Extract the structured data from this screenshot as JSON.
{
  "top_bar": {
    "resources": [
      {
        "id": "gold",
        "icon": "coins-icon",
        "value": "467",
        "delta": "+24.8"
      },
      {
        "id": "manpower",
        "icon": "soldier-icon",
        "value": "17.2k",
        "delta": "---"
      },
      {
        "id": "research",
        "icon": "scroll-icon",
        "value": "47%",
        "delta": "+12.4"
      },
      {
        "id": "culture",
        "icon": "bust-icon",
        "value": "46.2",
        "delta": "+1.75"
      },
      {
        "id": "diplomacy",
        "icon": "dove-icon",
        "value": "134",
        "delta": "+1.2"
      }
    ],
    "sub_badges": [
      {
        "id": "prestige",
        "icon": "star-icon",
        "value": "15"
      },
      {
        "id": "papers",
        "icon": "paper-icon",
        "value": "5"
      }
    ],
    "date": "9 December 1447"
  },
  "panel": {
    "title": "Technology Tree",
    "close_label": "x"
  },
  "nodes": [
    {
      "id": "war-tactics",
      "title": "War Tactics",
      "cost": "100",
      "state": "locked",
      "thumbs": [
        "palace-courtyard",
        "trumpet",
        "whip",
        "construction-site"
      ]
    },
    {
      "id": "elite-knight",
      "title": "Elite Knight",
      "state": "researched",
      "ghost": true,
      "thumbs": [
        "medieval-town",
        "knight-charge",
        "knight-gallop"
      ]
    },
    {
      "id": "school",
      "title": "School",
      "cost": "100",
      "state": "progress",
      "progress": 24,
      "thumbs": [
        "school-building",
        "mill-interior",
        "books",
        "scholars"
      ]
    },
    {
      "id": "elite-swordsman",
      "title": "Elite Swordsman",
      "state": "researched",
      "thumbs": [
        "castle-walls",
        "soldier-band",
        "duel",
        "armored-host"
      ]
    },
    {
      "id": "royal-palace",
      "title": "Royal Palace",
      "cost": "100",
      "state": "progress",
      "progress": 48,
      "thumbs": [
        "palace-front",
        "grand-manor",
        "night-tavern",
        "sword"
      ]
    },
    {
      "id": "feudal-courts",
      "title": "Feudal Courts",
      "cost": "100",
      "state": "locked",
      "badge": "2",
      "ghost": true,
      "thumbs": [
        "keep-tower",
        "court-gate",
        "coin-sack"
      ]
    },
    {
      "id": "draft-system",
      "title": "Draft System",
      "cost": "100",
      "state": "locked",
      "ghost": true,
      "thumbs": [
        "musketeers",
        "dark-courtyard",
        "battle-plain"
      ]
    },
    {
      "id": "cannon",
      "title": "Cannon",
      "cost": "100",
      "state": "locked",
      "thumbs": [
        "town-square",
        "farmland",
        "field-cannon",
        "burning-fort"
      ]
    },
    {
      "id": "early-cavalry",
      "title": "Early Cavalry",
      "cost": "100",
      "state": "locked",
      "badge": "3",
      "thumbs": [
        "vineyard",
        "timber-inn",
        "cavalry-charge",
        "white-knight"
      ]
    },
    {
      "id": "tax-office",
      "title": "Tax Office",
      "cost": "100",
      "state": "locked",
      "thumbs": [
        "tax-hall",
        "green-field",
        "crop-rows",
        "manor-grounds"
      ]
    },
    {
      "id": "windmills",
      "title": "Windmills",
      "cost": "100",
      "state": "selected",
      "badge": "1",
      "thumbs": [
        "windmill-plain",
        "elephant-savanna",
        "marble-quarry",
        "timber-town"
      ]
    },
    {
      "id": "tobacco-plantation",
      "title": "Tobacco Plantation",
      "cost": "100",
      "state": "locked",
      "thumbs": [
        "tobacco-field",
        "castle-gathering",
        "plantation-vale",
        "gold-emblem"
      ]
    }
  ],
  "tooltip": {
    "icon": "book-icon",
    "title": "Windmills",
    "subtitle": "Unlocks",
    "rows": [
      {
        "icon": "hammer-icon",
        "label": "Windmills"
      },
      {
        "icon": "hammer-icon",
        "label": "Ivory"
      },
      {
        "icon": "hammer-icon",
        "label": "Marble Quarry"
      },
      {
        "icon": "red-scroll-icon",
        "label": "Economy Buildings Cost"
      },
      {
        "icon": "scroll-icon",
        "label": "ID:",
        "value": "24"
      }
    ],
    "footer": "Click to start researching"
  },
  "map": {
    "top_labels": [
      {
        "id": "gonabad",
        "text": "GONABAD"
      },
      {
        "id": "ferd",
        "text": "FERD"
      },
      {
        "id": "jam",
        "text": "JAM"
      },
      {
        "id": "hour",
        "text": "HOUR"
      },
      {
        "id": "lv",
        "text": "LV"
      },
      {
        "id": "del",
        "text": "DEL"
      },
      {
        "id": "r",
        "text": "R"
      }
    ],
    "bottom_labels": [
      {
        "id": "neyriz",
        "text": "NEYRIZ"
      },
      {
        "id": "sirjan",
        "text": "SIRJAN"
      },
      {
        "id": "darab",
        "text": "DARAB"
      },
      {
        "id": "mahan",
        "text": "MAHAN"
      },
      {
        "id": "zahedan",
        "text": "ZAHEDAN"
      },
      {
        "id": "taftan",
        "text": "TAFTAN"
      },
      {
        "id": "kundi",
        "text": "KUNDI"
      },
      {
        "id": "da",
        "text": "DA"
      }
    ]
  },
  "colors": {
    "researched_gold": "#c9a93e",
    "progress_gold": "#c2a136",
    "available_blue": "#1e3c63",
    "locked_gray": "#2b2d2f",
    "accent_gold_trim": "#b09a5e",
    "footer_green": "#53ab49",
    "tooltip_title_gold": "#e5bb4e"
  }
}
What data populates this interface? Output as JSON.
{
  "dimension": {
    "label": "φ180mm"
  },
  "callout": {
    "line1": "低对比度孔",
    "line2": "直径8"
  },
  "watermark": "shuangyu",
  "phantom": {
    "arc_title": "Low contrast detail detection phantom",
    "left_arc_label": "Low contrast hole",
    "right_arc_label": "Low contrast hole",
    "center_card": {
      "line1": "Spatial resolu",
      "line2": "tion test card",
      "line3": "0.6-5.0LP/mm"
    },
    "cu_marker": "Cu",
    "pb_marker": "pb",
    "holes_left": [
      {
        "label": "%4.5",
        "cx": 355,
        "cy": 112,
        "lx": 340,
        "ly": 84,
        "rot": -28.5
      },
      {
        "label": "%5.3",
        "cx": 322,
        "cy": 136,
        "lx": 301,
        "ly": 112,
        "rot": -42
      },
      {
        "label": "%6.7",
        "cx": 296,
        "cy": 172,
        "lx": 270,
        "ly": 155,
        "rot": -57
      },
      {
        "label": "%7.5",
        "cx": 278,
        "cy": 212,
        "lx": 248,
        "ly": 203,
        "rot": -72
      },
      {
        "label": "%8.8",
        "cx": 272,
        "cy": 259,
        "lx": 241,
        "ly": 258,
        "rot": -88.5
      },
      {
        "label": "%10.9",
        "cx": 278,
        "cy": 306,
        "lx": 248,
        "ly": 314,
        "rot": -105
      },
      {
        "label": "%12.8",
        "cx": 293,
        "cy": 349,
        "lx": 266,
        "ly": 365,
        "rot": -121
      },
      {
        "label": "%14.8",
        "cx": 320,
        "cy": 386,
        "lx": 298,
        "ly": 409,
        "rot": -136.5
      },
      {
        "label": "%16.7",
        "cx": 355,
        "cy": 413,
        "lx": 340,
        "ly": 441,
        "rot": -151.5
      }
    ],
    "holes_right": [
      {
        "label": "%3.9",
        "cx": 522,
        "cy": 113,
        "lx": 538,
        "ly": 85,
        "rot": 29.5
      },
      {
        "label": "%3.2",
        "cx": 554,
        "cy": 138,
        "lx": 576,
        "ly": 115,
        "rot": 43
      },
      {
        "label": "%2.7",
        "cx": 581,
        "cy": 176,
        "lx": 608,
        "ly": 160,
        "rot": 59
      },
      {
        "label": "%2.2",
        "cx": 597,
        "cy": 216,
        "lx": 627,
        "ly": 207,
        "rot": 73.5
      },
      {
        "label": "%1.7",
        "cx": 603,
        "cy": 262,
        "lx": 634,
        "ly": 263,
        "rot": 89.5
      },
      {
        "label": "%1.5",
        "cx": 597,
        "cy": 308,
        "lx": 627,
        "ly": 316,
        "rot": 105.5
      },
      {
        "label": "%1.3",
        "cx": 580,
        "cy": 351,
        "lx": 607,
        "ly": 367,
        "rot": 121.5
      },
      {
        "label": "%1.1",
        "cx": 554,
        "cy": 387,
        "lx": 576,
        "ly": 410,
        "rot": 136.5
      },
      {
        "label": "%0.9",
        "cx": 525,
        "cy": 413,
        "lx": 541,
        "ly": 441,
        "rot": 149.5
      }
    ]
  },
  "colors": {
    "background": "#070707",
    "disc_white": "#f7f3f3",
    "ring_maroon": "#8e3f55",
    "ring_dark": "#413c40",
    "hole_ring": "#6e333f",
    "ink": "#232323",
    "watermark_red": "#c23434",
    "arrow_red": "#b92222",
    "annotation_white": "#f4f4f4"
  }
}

__________________________________________________

* [Task statement]: Gather and return every line that holds the string "contrast".

* [The solution]:
    "arc_title": "Low contrast detail detection phantom",
    "left_arc_label": "Low contrast hole",
    "right_arc_label": "Low contrast hole",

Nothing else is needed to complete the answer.